* Given exercise
In your copy, leave out the pictures; write out all the data exactly.

(Data excerpts)
* Begin *
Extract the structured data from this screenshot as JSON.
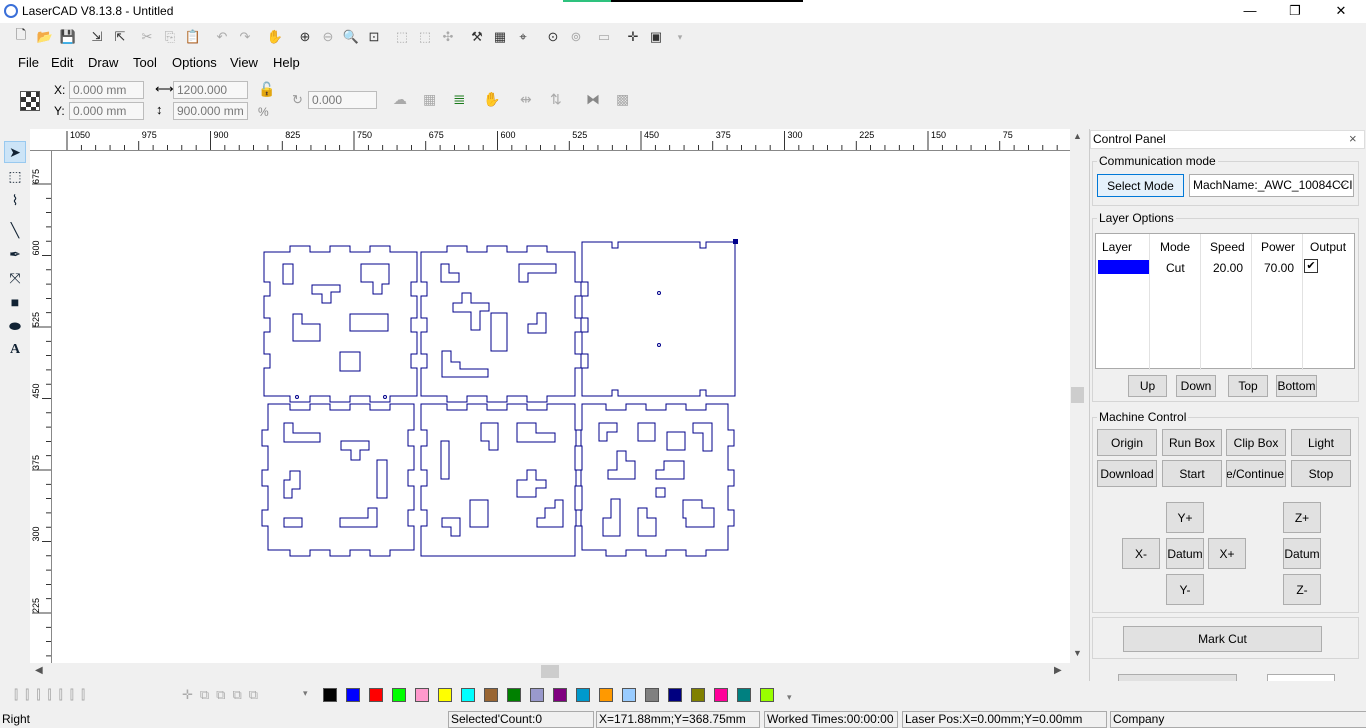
{
  "app": {
    "title": "LaserCAD V8.13.8 - Untitled"
  },
  "window": {
    "minimize": "—",
    "maximize": "❐",
    "close": "✕"
  },
  "menu": [
    "File",
    "Edit",
    "Draw",
    "Tool",
    "Options",
    "View",
    "Help"
  ],
  "position": {
    "x_label": "X:",
    "x_value": "0.000 mm",
    "y_label": "Y:",
    "y_value": "0.000 mm",
    "width_value": "1200.000 mm",
    "height_value": "900.000 mm",
    "percent": "%",
    "rotate_value": "0.000"
  },
  "ruler": {
    "top_labels": [
      "1050",
      "975",
      "900",
      "825",
      "750",
      "675",
      "600",
      "525",
      "450",
      "375",
      "300",
      "225",
      "150",
      "75"
    ],
    "left_labels": [
      "675",
      "600",
      "525",
      "450",
      "375",
      "300",
      "225"
    ]
  },
  "control_panel": {
    "title": "Control Panel",
    "communication_label": "Communication mode",
    "select_mode": "Select Mode",
    "machine_name": "MachName:_AWC_10084CCI",
    "layer_options_label": "Layer Options",
    "layer_headers": [
      "Layer",
      "Mode",
      "Speed",
      "Power",
      "Output"
    ],
    "layer_row": {
      "color": "#0000ff",
      "mode": "Cut",
      "speed": "20.00",
      "power": "70.00",
      "output": "✔"
    },
    "layer_buttons": [
      "Up",
      "Down",
      "Top",
      "Bottom"
    ],
    "machine_control_label": "Machine Control",
    "machine_buttons": [
      "Origin",
      "Run Box",
      "Clip Box",
      "Light",
      "Download",
      "Start",
      "Pause/Continue",
      "Stop"
    ],
    "jog": {
      "yplus": "Y+",
      "xminus": "X-",
      "datum": "Datum",
      "xplus": "X+",
      "yminus": "Y-",
      "zplus": "Z+",
      "zdatum": "Datum",
      "zminus": "Z-"
    },
    "mark_cut": "Mark Cut"
  },
  "palette": [
    "#000000",
    "#0000ff",
    "#ff0000",
    "#00ff00",
    "#ff99cc",
    "#ffff00",
    "#00ffff",
    "#996633",
    "#008000",
    "#9999cc",
    "#800080",
    "#0099cc",
    "#ff9900",
    "#99ccff",
    "#808080",
    "#000080",
    "#808000",
    "#ff0099",
    "#008080",
    "#99ff00"
  ],
  "status": {
    "mode": "Right",
    "selected": "Selected'Count:0",
    "coords": "X=171.88mm;Y=368.75mm",
    "worked": "Worked Times:00:00:00",
    "laser_pos": "Laser Pos:X=0.00mm;Y=0.00mm",
    "company": "Company"
  }
}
* End *
* Response
Extract the structured data from this screenshot as JSON.
{
  "app": {
    "title": "LaserCAD V8.13.8 - Untitled"
  },
  "window": {
    "minimize": "—",
    "maximize": "❐",
    "close": "✕"
  },
  "menu": [
    "File",
    "Edit",
    "Draw",
    "Tool",
    "Options",
    "View",
    "Help"
  ],
  "position": {
    "x_label": "X:",
    "x_value": "0.000 mm",
    "y_label": "Y:",
    "y_value": "0.000 mm",
    "width_value": "1200.000 mm",
    "height_value": "900.000 mm",
    "percent": "%",
    "rotate_value": "0.000"
  },
  "ruler": {
    "top_labels": [
      "1050",
      "975",
      "900",
      "825",
      "750",
      "675",
      "600",
      "525",
      "450",
      "375",
      "300",
      "225",
      "150",
      "75"
    ],
    "left_labels": [
      "675",
      "600",
      "525",
      "450",
      "375",
      "300",
      "225"
    ]
  },
  "control_panel": {
    "title": "Control Panel",
    "communication_label": "Communication mode",
    "select_mode": "Select Mode",
    "machine_name": "MachName:_AWC_10084CCI",
    "layer_options_label": "Layer Options",
    "layer_headers": [
      "Layer",
      "Mode",
      "Speed",
      "Power",
      "Output"
    ],
    "layer_row": {
      "color": "#0000ff",
      "mode": "Cut",
      "speed": "20.00",
      "power": "70.00",
      "output": "✔"
    },
    "layer_buttons": [
      "Up",
      "Down",
      "Top",
      "Bottom"
    ],
    "machine_control_label": "Machine Control",
    "machine_buttons": [
      "Origin",
      "Run Box",
      "Clip Box",
      "Light",
      "Download",
      "Start",
      "Pause/Continue",
      "Stop"
    ],
    "jog": {
      "yplus": "Y+",
      "xminus": "X-",
      "datum": "Datum",
      "xplus": "X+",
      "yminus": "Y-",
      "zplus": "Z+",
      "zdatum": "Datum",
      "zminus": "Z-"
    },
    "mark_cut": "Mark Cut"
  },
  "palette": [
    "#000000",
    "#0000ff",
    "#ff0000",
    "#00ff00",
    "#ff99cc",
    "#ffff00",
    "#00ffff",
    "#996633",
    "#008000",
    "#9999cc",
    "#800080",
    "#0099cc",
    "#ff9900",
    "#99ccff",
    "#808080",
    "#000080",
    "#808000",
    "#ff0099",
    "#008080",
    "#99ff00"
  ],
  "status": {
    "mode": "Right",
    "selected": "Selected'Count:0",
    "coords": "X=171.88mm;Y=368.75mm",
    "worked": "Worked Times:00:00:00",
    "laser_pos": "Laser Pos:X=0.00mm;Y=0.00mm",
    "company": "Company"
  }
}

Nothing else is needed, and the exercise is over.